Data for this task:
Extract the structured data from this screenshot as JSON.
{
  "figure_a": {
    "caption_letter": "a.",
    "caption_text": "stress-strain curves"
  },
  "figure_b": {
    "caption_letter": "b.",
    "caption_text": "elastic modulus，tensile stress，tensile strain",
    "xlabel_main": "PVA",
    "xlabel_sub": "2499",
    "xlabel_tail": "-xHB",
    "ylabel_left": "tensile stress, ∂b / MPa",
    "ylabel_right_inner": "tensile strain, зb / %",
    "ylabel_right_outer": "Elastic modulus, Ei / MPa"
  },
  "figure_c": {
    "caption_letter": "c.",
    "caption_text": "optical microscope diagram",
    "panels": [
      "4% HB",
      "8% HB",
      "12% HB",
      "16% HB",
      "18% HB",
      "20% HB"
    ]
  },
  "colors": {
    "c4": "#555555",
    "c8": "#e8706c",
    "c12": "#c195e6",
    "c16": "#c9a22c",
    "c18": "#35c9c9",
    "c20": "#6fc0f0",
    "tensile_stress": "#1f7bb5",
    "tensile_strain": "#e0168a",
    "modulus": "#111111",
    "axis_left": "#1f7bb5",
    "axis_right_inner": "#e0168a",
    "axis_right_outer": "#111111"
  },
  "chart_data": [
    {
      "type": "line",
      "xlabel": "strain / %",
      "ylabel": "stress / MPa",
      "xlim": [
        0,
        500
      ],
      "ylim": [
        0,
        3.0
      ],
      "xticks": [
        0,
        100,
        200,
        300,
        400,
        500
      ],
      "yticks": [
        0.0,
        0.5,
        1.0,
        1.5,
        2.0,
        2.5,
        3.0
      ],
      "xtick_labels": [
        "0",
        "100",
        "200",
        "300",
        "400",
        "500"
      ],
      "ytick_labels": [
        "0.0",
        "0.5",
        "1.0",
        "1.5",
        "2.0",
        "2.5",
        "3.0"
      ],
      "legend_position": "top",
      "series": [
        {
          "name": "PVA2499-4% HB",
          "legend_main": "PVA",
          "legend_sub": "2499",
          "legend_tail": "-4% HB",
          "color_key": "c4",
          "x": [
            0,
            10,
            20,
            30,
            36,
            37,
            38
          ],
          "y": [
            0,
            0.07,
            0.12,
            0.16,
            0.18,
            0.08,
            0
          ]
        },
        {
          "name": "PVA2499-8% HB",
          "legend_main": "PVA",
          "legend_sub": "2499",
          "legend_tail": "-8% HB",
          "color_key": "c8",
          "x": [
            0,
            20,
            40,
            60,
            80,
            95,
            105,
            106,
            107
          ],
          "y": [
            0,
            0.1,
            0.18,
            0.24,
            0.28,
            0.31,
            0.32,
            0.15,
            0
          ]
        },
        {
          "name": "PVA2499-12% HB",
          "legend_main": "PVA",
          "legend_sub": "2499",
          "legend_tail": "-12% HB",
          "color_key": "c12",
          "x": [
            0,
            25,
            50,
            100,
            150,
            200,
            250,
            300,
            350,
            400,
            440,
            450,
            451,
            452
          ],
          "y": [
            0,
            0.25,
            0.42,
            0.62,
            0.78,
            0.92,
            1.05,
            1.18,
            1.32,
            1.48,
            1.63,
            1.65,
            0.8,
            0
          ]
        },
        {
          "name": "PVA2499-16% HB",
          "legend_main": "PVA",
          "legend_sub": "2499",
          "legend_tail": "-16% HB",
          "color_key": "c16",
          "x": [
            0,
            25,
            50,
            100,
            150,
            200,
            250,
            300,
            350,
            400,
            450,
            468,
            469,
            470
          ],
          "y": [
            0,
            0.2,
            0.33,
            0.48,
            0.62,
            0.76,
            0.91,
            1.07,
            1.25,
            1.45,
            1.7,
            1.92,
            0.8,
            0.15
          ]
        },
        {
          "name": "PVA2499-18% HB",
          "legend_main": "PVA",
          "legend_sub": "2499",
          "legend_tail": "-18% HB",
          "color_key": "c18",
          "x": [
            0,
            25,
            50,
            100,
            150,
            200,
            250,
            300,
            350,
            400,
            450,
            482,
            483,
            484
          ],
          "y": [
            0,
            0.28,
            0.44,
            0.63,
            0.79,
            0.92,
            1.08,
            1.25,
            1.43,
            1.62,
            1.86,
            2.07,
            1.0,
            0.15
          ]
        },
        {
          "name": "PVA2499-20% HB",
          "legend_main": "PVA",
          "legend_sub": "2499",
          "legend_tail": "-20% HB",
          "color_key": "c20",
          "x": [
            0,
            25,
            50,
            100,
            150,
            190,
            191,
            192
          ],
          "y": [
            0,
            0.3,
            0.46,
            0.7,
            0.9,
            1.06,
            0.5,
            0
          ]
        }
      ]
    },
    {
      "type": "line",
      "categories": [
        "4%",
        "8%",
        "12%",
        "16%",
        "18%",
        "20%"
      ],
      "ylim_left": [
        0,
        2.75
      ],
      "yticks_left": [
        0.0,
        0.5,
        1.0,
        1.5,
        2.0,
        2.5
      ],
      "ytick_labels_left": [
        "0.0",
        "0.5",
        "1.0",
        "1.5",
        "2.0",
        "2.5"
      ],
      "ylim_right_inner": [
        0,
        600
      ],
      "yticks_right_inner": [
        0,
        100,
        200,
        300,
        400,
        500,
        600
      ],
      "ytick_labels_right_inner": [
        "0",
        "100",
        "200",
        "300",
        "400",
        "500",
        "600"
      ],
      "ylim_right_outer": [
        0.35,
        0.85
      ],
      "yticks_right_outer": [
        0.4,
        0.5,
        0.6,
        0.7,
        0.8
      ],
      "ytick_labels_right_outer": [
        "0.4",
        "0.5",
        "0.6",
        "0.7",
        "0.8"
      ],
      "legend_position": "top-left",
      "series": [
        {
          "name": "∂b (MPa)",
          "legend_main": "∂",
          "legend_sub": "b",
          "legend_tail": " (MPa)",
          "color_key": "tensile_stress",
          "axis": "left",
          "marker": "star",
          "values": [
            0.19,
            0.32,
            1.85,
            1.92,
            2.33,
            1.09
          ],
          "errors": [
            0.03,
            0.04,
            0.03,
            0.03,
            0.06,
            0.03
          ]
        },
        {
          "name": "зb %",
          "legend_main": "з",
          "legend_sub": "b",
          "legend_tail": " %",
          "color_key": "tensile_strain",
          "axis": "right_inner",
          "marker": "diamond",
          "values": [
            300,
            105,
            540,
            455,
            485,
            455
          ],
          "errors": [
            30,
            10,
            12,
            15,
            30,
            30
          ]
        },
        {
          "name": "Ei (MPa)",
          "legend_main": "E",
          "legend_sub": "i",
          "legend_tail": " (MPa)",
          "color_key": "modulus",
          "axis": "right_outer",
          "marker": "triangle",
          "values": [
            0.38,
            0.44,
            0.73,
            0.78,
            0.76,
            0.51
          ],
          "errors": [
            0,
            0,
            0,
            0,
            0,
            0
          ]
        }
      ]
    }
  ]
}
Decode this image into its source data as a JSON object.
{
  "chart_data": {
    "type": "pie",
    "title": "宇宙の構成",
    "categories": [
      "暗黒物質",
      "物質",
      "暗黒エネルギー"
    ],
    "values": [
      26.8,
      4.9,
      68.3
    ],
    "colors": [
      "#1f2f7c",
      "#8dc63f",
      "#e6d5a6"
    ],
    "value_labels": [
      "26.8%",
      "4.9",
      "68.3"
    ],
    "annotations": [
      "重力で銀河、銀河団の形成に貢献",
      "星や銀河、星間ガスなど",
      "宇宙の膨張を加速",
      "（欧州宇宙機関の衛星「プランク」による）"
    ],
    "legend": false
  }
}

Exercise directions:
Each line above must be reproduced exactly as it stands.

Written answer:
Extract the structured data from this screenshot as JSON.
{
  "figure_a": {
    "caption_letter": "a.",
    "caption_text": "stress-strain curves"
  },
  "figure_b": {
    "caption_letter": "b.",
    "caption_text": "elastic modulus，tensile stress，tensile strain",
    "xlabel_main": "PVA",
    "xlabel_sub": "2499",
    "xlabel_tail": "-xHB",
    "ylabel_left": "tensile stress, ∂b / MPa",
    "ylabel_right_inner": "tensile strain, зb / %",
    "ylabel_right_outer": "Elastic modulus, Ei / MPa"
  },
  "figure_c": {
    "caption_letter": "c.",
    "caption_text": "optical microscope diagram",
    "panels": [
      "4% HB",
      "8% HB",
      "12% HB",
      "16% HB",
      "18% HB",
      "20% HB"
    ]
  },
  "colors": {
    "c4": "#555555",
    "c8": "#e8706c",
    "c12": "#c195e6",
    "c16": "#c9a22c",
    "c18": "#35c9c9",
    "c20": "#6fc0f0",
    "tensile_stress": "#1f7bb5",
    "tensile_strain": "#e0168a",
    "modulus": "#111111",
    "axis_left": "#1f7bb5",
    "axis_right_inner": "#e0168a",
    "axis_right_outer": "#111111"
  },
  "chart_data": [
    {
      "type": "line",
      "xlabel": "strain / %",
      "ylabel": "stress / MPa",
      "xlim": [
        0,
        500
      ],
      "ylim": [
        0,
        3.0
      ],
      "xticks": [
        0,
        100,
        200,
        300,
        400,
        500
      ],
      "yticks": [
        0.0,
        0.5,
        1.0,
        1.5,
        2.0,
        2.5,
        3.0
      ],
      "xtick_labels": [
        "0",
        "100",
        "200",
        "300",
        "400",
        "500"
      ],
      "ytick_labels": [
        "0.0",
        "0.5",
        "1.0",
        "1.5",
        "2.0",
        "2.5",
        "3.0"
      ],
      "legend_position": "top",
      "series": [
        {
          "name": "PVA2499-4% HB",
          "legend_main": "PVA",
          "legend_sub": "2499",
          "legend_tail": "-4% HB",
          "color_key": "c4",
          "x": [
            0,
            10,
            20,
            30,
            36,
            37,
            38
          ],
          "y": [
            0,
            0.07,
            0.12,
            0.16,
            0.18,
            0.08,
            0
          ]
        },
        {
          "name": "PVA2499-8% HB",
          "legend_main": "PVA",
          "legend_sub": "2499",
          "legend_tail": "-8% HB",
          "color_key": "c8",
          "x": [
            0,
            20,
            40,
            60,
            80,
            95,
            105,
            106,
            107
          ],
          "y": [
            0,
            0.1,
            0.18,
            0.24,
            0.28,
            0.31,
            0.32,
            0.15,
            0
          ]
        },
        {
          "name": "PVA2499-12% HB",
          "legend_main": "PVA",
          "legend_sub": "2499",
          "legend_tail": "-12% HB",
          "color_key": "c12",
          "x": [
            0,
            25,
            50,
            100,
            150,
            200,
            250,
            300,
            350,
            400,
            440,
            450,
            451,
            452
          ],
          "y": [
            0,
            0.25,
            0.42,
            0.62,
            0.78,
            0.92,
            1.05,
            1.18,
            1.32,
            1.48,
            1.63,
            1.65,
            0.8,
            0
          ]
        },
        {
          "name": "PVA2499-16% HB",
          "legend_main": "PVA",
          "legend_sub": "2499",
          "legend_tail": "-16% HB",
          "color_key": "c16",
          "x": [
            0,
            25,
            50,
            100,
            150,
            200,
            250,
            300,
            350,
            400,
            450,
            468,
            469,
            470
          ],
          "y": [
            0,
            0.2,
            0.33,
            0.48,
            0.62,
            0.76,
            0.91,
            1.07,
            1.25,
            1.45,
            1.7,
            1.92,
            0.8,
            0.15
          ]
        },
        {
          "name": "PVA2499-18% HB",
          "legend_main": "PVA",
          "legend_sub": "2499",
          "legend_tail": "-18% HB",
          "color_key": "c18",
          "x": [
            0,
            25,
            50,
            100,
            150,
            200,
            250,
            300,
            350,
            400,
            450,
            482,
            483,
            484
          ],
          "y": [
            0,
            0.28,
            0.44,
            0.63,
            0.79,
            0.92,
            1.08,
            1.25,
            1.43,
            1.62,
            1.86,
            2.07,
            1.0,
            0.15
          ]
        },
        {
          "name": "PVA2499-20% HB",
          "legend_main": "PVA",
          "legend_sub": "2499",
          "legend_tail": "-20% HB",
          "color_key": "c20",
          "x": [
            0,
            25,
            50,
            100,
            150,
            190,
            191,
            192
          ],
          "y": [
            0,
            0.3,
            0.46,
            0.7,
            0.9,
            1.06,
            0.5,
            0
          ]
        }
      ]
    },
    {
      "type": "line",
      "categories": [
        "4%",
        "8%",
        "12%",
        "16%",
        "18%",
        "20%"
      ],
      "ylim_left": [
        0,
        2.75
      ],
      "yticks_left": [
        0.0,
        0.5,
        1.0,
        1.5,
        2.0,
        2.5
      ],
      "ytick_labels_left": [
        "0.0",
        "0.5",
        "1.0",
        "1.5",
        "2.0",
        "2.5"
      ],
      "ylim_right_inner": [
        0,
        600
      ],
      "yticks_right_inner": [
        0,
        100,
        200,
        300,
        400,
        500,
        600
      ],
      "ytick_labels_right_inner": [
        "0",
        "100",
        "200",
        "300",
        "400",
        "500",
        "600"
      ],
      "ylim_right_outer": [
        0.35,
        0.85
      ],
      "yticks_right_outer": [
        0.4,
        0.5,
        0.6,
        0.7,
        0.8
      ],
      "ytick_labels_right_outer": [
        "0.4",
        "0.5",
        "0.6",
        "0.7",
        "0.8"
      ],
      "legend_position": "top-left",
      "series": [
        {
          "name": "∂b (MPa)",
          "legend_main": "∂",
          "legend_sub": "b",
          "legend_tail": " (MPa)",
          "color_key": "tensile_stress",
          "axis": "left",
          "marker": "star",
          "values": [
            0.19,
            0.32,
            1.85,
            1.92,
            2.33,
            1.09
          ],
          "errors": [
            0.03,
            0.04,
            0.03,
            0.03,
            0.06,
            0.03
          ]
        },
        {
          "name": "зb %",
          "legend_main": "з",
          "legend_sub": "b",
          "legend_tail": " %",
          "color_key": "tensile_strain",
          "axis": "right_inner",
          "marker": "diamond",
          "values": [
            300,
            105,
            540,
            455,
            485,
            455
          ],
          "errors": [
            30,
            10,
            12,
            15,
            30,
            30
          ]
        },
        {
          "name": "Ei (MPa)",
          "legend_main": "E",
          "legend_sub": "i",
          "legend_tail": " (MPa)",
          "color_key": "modulus",
          "axis": "right_outer",
          "marker": "triangle",
          "values": [
            0.38,
            0.44,
            0.73,
            0.78,
            0.76,
            0.51
          ],
          "errors": [
            0,
            0,
            0,
            0,
            0,
            0
          ]
        }
      ]
    }
  ]
}
Decode this image into its source data as a JSON object.
{
  "chart_data": {
    "type": "pie",
    "title": "宇宙の構成",
    "categories": [
      "暗黒物質",
      "物質",
      "暗黒エネルギー"
    ],
    "values": [
      26.8,
      4.9,
      68.3
    ],
    "colors": [
      "#1f2f7c",
      "#8dc63f",
      "#e6d5a6"
    ],
    "value_labels": [
      "26.8%",
      "4.9",
      "68.3"
    ],
    "annotations": [
      "重力で銀河、銀河団の形成に貢献",
      "星や銀河、星間ガスなど",
      "宇宙の膨張を加速",
      "（欧州宇宙機関の衛星「プランク」による）"
    ],
    "legend": false
  }
}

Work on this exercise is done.